Work to be completed: Pull every "this" line out of the data below.

Entries provided:
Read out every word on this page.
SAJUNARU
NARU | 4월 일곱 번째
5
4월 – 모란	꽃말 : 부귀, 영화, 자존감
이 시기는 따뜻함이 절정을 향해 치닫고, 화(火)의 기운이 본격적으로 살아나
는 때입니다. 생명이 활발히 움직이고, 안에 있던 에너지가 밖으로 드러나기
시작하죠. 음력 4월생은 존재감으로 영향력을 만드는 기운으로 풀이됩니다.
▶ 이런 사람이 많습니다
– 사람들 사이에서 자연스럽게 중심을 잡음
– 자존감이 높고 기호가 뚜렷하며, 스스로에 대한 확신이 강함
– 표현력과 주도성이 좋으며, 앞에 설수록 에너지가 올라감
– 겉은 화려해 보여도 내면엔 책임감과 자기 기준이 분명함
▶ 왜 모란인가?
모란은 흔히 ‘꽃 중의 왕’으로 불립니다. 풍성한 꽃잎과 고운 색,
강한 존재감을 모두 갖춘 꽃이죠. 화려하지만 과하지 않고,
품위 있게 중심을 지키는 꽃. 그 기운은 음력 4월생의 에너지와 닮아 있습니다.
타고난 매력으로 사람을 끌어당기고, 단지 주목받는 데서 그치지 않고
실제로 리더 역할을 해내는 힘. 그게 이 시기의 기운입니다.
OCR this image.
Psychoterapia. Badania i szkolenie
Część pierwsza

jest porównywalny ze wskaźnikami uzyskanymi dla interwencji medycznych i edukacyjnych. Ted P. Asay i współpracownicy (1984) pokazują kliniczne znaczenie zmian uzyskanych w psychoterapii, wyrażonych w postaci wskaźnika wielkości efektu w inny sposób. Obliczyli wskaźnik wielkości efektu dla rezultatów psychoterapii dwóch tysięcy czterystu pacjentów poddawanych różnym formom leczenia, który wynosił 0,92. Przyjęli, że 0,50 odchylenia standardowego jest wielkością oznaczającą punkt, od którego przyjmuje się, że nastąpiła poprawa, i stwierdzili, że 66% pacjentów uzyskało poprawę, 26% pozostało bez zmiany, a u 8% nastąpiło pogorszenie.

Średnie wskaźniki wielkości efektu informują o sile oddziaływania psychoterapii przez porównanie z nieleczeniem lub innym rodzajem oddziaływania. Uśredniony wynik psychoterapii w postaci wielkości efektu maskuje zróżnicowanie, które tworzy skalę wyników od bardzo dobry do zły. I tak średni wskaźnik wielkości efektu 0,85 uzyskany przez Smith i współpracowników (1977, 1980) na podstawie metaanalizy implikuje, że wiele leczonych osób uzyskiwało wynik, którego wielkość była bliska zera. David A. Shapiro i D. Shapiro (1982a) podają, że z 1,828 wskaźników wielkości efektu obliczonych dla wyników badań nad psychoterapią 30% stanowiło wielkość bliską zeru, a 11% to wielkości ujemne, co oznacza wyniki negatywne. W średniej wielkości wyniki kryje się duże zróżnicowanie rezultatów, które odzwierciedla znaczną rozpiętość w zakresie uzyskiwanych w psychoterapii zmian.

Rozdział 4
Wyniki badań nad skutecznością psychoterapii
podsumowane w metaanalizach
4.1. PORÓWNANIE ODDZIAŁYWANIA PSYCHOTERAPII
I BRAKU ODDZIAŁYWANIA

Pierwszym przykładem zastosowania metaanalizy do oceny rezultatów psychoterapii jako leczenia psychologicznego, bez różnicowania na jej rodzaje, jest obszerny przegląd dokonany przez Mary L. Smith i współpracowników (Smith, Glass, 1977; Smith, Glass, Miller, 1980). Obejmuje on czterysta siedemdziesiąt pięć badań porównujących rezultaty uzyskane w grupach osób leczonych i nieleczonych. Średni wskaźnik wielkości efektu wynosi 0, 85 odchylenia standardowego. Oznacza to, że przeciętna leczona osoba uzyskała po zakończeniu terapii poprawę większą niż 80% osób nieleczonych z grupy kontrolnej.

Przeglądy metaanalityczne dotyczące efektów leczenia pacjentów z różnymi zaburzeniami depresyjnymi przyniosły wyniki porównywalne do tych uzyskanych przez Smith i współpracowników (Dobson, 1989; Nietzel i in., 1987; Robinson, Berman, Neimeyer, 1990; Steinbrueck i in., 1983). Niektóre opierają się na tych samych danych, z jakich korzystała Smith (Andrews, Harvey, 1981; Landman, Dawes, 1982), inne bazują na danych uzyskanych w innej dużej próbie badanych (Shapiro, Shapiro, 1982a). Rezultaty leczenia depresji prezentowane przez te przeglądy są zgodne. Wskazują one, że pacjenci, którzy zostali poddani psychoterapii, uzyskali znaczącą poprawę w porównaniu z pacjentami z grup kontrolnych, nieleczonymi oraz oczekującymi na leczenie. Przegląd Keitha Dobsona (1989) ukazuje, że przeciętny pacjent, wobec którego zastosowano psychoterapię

Correct response:
Read out every word on this page.
OCR this image.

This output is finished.